• Work to be completed:
Copy out each line featuring the string "sollen" from the entries beneath.

• Records to process:

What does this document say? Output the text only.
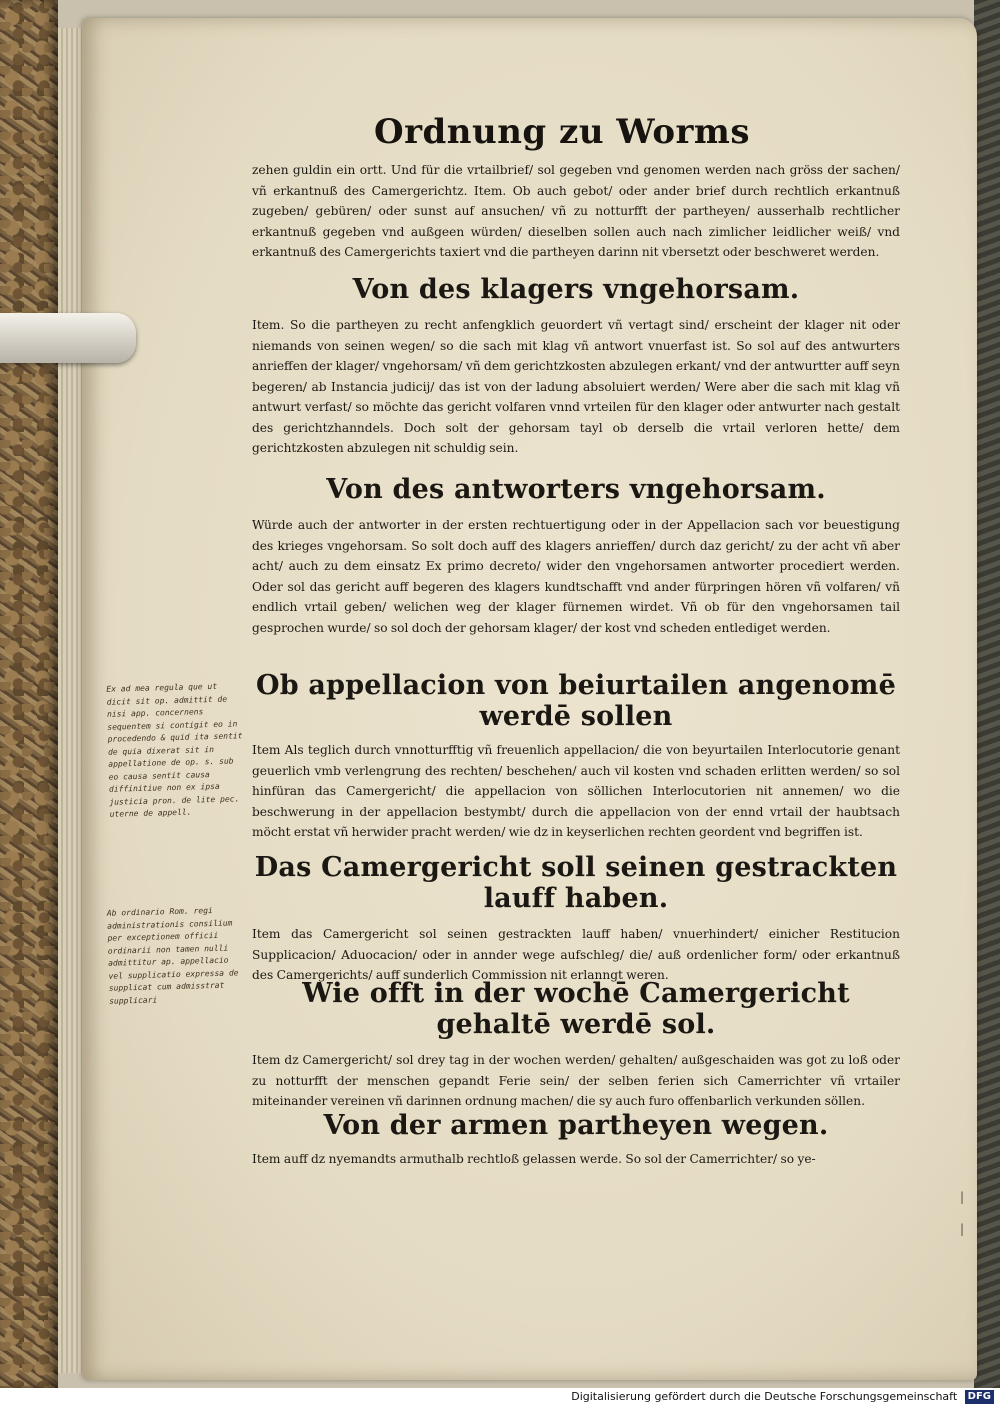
Ordnung zu Worms

zehen guldin ein ortt. Und für die vrtailbrief/ sol gegeben vnd genomen werden nach gröss der sachen/ vñ erkantnuß des Camergerichtz. Item. Ob auch gebot/ oder ander brief durch rechtlich erkantnuß zugeben/ gebüren/ oder sunst auf ansuchen/ vñ zu notturfft der partheyen/ ausserhalb rechtlicher erkantnuß gegeben vnd außgeen würden/ dieselben sollen auch nach zimlicher leidlicher weiß/ vnd erkantnuß des Camergerichts taxiert vnd die partheyen darinn nit vbersetzt oder beschweret werden.

Von des klagers vngehorsam.

Item. So die partheyen zu recht anfengklich geuordert vñ vertagt sind/ erscheint der klager nit oder niemands von seinen wegen/ so die sach mit klag vñ antwort vnuerfast ist. So sol auf des antwurters anrieffen der klager/ vngehorsam/ vñ dem gerichtzkosten abzulegen erkant/ vnd der antwurtter auff seyn begeren/ ab Instancia judicij/ das ist von der ladung absoluiert werden/ Were aber die sach mit klag vñ antwurt verfast/ so möchte das gericht volfaren vnnd vrteilen für den klager oder antwurter nach gestalt des gerichtzhanndels. Doch solt der gehorsam tayl ob derselb die vrtail verloren hette/ dem gerichtzkosten abzulegen nit schuldig sein.

Von des antworters vngehorsam.

Würde auch der antworter in der ersten rechtuertigung oder in der Appellacion sach vor beuestigung des krieges vngehorsam. So solt doch auff des klagers anrieffen/ durch daz gericht/ zu der acht vñ aber acht/ auch zu dem einsatz Ex primo decreto/ wider den vngehorsamen antworter procediert werden. Oder sol das gericht auff begeren des klagers kundtschafft vnd ander fürpringen hören vñ volfaren/ vñ endlich vrtail geben/ welichen weg der klager fürnemen wirdet. Vñ ob für den vngehorsamen tail gesprochen wurde/ so sol doch der gehorsam klager/ der kost vnd scheden entlediget werden.

Ob appellacion von beiurtailen angenomē werdē sollen

Item Als teglich durch vnnotturfftig vñ freuenlich appellacion/ die von beyurtailen Interlocutorie genant geuerlich vmb verlengrung des rechten/ beschehen/ auch vil kosten vnd schaden erlitten werden/ so sol hinfüran das Camergericht/ die appellacion von söllichen Interlocutorien nit annemen/ wo die beschwerung in der appellacion bestymbt/ durch die appellacion von der ennd vrtail der haubtsach möcht erstat vñ herwider pracht werden/ wie dz in keyserlichen rechten geordent vnd begriffen ist.

Das Camergericht soll seinen gestrackten lauff haben.

Item das Camergericht sol seinen gestrackten lauff haben/ vnuerhindert/ einicher Restitucion Supplicacion/ Aduocacion/ oder in annder wege aufschleg/ die/ auß ordenlicher form/ oder erkantnuß des Camergerichts/ auff sunderlich Commission nit erlanngt weren.

Wie offt in der wochē Camergericht gehaltē werdē sol.

Item dz Camergericht/ sol drey tag in der wochen werden/ gehalten/ außgeschaiden was got zu loß oder zu notturfft der menschen gepandt Ferie sein/ der selben ferien sich Camerrichter vñ vrtailer miteinander vereinen vñ darinnen ordnung machen/ die sy auch furo offenbarlich verkunden söllen.

Von der armen partheyen wegen.

Item auff dz nyemandts armuthalb rechtloß gelassen werde. So sol der Camerrichter/ so ye-

Ex ad mea regula que ut dicit sit op. admittit de nisi app. concernens sequentem si contigit eo in procedendo & quid ita sentit de quia dixerat sit in appellatione de op. s. sub eo causa sentit causa diffinitiue non ex ipsa justicia pron. de lite pec. uterne de appell.
Ab ordinario Rom. regi administrationis consilium per exceptionem officii ordinarii non tamen nulli admittitur ap. appellacio vel supplicatio expressa de supplicat cum admisstrat supplicari
|
|
Digitalisierung gefördert durch die Deutsche Forschungsgemeinschaft DFG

• Solution to the exercise:
zehen guldin ein ortt. Und für die vrtailbrief/ sol gegeben vnd genomen werden nach gröss der sachen/ vñ erkantnuß des Camergerichtz. Item. Ob auch gebot/ oder ander brief durch rechtlich erkantnuß zugeben/ gebüren/ oder sunst auf ansuchen/ vñ zu notturfft der partheyen/ ausserhalb rechtlicher erkantnuß gegeben vnd außgeen würden/ dieselben sollen auch nach zimlicher leidlicher weiß/ vnd erkantnuß des Camergerichts taxiert vnd die partheyen darinn nit vbersetzt oder beschweret werden.
Ob appellacion von beiurtailen angenomē werdē sollen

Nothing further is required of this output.